● PROBLEM DESCRIPTION: Send back all the data below, exactly as given.

Dataset items
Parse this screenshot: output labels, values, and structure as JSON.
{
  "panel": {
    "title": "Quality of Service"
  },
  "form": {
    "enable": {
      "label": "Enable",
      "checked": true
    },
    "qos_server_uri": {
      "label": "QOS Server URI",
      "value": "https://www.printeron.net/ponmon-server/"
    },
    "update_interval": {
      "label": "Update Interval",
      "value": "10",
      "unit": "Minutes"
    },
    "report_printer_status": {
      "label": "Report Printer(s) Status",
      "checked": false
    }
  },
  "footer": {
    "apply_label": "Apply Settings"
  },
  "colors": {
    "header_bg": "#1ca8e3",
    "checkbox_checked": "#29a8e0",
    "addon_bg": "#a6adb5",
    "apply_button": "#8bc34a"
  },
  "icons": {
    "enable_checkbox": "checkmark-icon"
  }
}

● PROBLEM SOLUTION:
Parse this screenshot: output labels, values, and structure as JSON.
{
  "panel": {
    "title": "Quality of Service"
  },
  "form": {
    "enable": {
      "label": "Enable",
      "checked": true
    },
    "qos_server_uri": {
      "label": "QOS Server URI",
      "value": "https://www.printeron.net/ponmon-server/"
    },
    "update_interval": {
      "label": "Update Interval",
      "value": "10",
      "unit": "Minutes"
    },
    "report_printer_status": {
      "label": "Report Printer(s) Status",
      "checked": false
    }
  },
  "footer": {
    "apply_label": "Apply Settings"
  },
  "colors": {
    "header_bg": "#1ca8e3",
    "checkbox_checked": "#29a8e0",
    "addon_bg": "#a6adb5",
    "apply_button": "#8bc34a"
  },
  "icons": {
    "enable_checkbox": "checkmark-icon"
  }
}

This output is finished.